**Data for this exercise:**
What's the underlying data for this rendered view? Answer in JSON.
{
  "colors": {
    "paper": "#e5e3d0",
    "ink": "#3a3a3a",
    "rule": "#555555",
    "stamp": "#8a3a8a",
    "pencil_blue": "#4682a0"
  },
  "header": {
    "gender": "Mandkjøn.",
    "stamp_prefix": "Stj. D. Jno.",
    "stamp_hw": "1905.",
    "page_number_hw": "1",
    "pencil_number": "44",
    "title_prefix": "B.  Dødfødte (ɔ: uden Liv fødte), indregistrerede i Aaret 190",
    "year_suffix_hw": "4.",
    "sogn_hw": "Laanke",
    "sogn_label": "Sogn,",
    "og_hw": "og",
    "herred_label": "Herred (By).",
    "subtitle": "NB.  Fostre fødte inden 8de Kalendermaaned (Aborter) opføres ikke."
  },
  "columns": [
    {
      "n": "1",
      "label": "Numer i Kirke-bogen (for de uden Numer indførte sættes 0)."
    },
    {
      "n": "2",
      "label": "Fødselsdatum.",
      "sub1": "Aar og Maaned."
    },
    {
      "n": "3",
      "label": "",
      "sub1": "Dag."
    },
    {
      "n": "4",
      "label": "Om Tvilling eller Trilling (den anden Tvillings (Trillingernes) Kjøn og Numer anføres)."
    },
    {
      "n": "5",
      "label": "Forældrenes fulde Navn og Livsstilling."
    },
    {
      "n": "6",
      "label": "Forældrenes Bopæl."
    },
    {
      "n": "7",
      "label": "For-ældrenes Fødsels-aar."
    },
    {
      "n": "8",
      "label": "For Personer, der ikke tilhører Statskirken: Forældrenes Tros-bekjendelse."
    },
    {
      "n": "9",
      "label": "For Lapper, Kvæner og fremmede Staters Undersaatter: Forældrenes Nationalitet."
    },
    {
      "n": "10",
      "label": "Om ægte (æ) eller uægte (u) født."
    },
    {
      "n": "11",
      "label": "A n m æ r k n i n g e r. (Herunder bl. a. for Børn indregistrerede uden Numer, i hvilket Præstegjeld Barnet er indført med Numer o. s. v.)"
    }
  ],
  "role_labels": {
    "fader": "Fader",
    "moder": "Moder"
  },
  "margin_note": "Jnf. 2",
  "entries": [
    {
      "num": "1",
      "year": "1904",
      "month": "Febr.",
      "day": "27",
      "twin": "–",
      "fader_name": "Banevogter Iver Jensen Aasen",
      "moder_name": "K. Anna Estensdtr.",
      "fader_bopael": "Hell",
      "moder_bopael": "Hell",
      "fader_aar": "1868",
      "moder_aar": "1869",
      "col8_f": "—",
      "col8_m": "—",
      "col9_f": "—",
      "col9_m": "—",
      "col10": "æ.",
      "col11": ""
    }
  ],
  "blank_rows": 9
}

**Given request:**
Copy every line from the records above that contains the word "ikke".

**Task result:**
    "subtitle": "NB.  Fostre fødte inden 8de Kalendermaaned (Aborter) opføres ikke."
      "label": "For Personer, der ikke tilhører Statskirken: Forældrenes Tros-bekjendelse."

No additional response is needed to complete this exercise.